_WHAT THE TASK REQUIRES_
Transcribe the records below exactly, leaving out any pictures.

○ ○ ○ ○

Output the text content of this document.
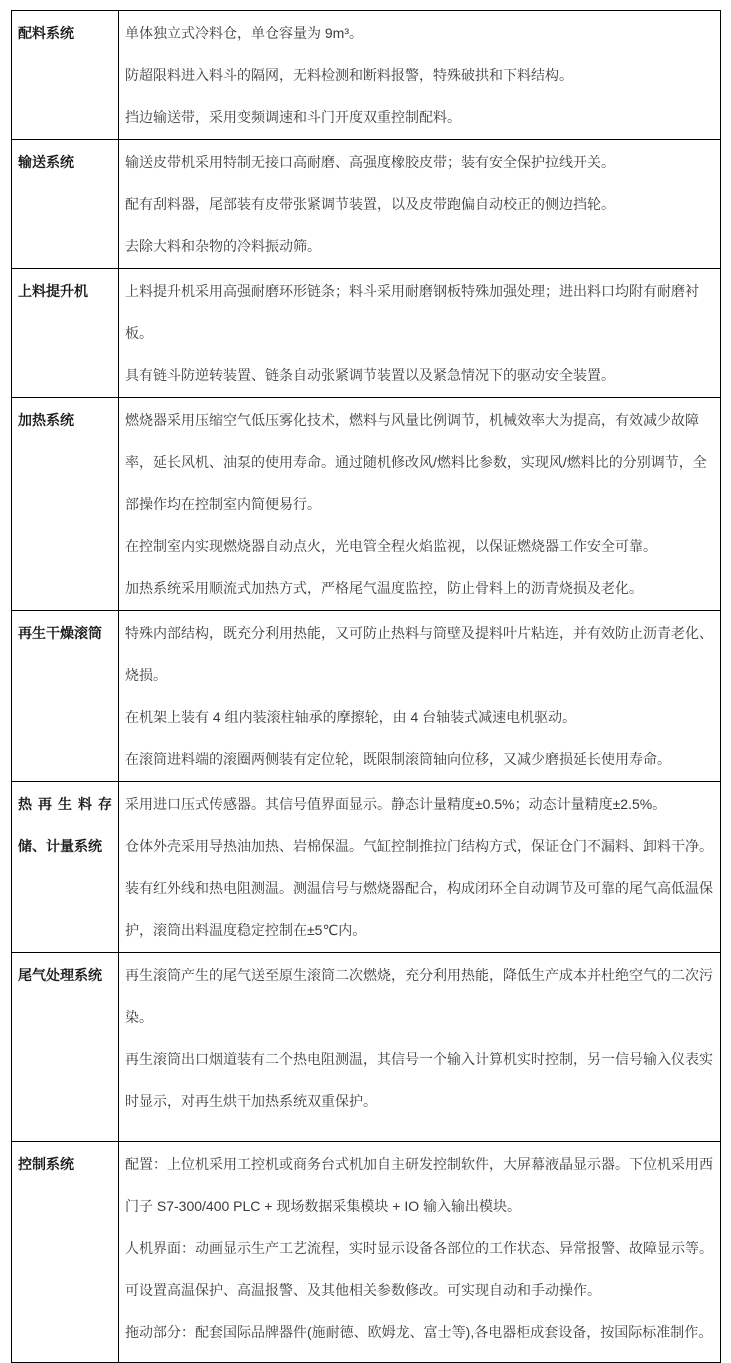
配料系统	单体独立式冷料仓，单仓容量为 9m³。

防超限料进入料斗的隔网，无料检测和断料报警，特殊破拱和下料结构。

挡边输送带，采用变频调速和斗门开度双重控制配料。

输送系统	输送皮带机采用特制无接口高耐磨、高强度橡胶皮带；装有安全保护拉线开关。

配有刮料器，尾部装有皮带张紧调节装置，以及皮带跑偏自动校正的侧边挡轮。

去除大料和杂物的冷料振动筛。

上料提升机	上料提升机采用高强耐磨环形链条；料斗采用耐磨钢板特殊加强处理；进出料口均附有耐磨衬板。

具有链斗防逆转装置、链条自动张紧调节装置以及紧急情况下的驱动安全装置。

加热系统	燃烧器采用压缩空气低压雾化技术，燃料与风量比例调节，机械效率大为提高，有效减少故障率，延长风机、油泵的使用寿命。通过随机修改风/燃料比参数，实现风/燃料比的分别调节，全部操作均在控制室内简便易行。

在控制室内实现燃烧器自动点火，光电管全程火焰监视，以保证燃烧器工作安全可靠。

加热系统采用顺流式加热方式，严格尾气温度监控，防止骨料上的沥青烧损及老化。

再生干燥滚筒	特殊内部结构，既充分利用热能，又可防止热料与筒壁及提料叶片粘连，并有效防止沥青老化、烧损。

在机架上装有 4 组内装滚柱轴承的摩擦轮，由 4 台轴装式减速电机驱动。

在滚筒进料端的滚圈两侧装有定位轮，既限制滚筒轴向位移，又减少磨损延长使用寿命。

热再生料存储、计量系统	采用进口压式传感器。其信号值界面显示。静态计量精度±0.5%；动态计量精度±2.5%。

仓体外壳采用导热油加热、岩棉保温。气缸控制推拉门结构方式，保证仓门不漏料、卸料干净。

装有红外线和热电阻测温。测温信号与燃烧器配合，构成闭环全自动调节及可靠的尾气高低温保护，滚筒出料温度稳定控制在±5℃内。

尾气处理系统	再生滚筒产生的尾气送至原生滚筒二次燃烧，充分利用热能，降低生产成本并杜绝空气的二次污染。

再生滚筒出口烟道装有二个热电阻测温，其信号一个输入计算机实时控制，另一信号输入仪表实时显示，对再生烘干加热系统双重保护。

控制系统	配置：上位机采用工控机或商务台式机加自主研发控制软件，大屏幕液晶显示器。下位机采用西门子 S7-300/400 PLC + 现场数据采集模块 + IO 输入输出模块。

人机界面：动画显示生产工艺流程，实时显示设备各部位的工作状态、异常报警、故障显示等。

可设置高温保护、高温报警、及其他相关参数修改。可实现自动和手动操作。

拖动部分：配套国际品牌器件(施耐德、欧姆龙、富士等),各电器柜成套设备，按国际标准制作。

○ ○ ○ ○

_RESPONSE TO THIS EXERCISE_
Output the text content of this document.
配料系统	单体独立式冷料仓，单仓容量为 9m³。

防超限料进入料斗的隔网，无料检测和断料报警，特殊破拱和下料结构。

挡边输送带，采用变频调速和斗门开度双重控制配料。

输送系统	输送皮带机采用特制无接口高耐磨、高强度橡胶皮带；装有安全保护拉线开关。

配有刮料器，尾部装有皮带张紧调节装置，以及皮带跑偏自动校正的侧边挡轮。

去除大料和杂物的冷料振动筛。

上料提升机	上料提升机采用高强耐磨环形链条；料斗采用耐磨钢板特殊加强处理；进出料口均附有耐磨衬板。

具有链斗防逆转装置、链条自动张紧调节装置以及紧急情况下的驱动安全装置。

加热系统	燃烧器采用压缩空气低压雾化技术，燃料与风量比例调节，机械效率大为提高，有效减少故障率，延长风机、油泵的使用寿命。通过随机修改风/燃料比参数，实现风/燃料比的分别调节，全部操作均在控制室内简便易行。

在控制室内实现燃烧器自动点火，光电管全程火焰监视，以保证燃烧器工作安全可靠。

加热系统采用顺流式加热方式，严格尾气温度监控，防止骨料上的沥青烧损及老化。

再生干燥滚筒	特殊内部结构，既充分利用热能，又可防止热料与筒壁及提料叶片粘连，并有效防止沥青老化、烧损。

在机架上装有 4 组内装滚柱轴承的摩擦轮，由 4 台轴装式减速电机驱动。

在滚筒进料端的滚圈两侧装有定位轮，既限制滚筒轴向位移，又减少磨损延长使用寿命。

热再生料存储、计量系统	采用进口压式传感器。其信号值界面显示。静态计量精度±0.5%；动态计量精度±2.5%。

仓体外壳采用导热油加热、岩棉保温。气缸控制推拉门结构方式，保证仓门不漏料、卸料干净。

装有红外线和热电阻测温。测温信号与燃烧器配合，构成闭环全自动调节及可靠的尾气高低温保护，滚筒出料温度稳定控制在±5℃内。

尾气处理系统	再生滚筒产生的尾气送至原生滚筒二次燃烧，充分利用热能，降低生产成本并杜绝空气的二次污染。

再生滚筒出口烟道装有二个热电阻测温，其信号一个输入计算机实时控制，另一信号输入仪表实时显示，对再生烘干加热系统双重保护。

控制系统	配置：上位机采用工控机或商务台式机加自主研发控制软件，大屏幕液晶显示器。下位机采用西门子 S7-300/400 PLC + 现场数据采集模块 + IO 输入输出模块。

人机界面：动画显示生产工艺流程，实时显示设备各部位的工作状态、异常报警、故障显示等。

可设置高温保护、高温报警、及其他相关参数修改。可实现自动和手动操作。

拖动部分：配套国际品牌器件(施耐德、欧姆龙、富士等),各电器柜成套设备，按国际标准制作。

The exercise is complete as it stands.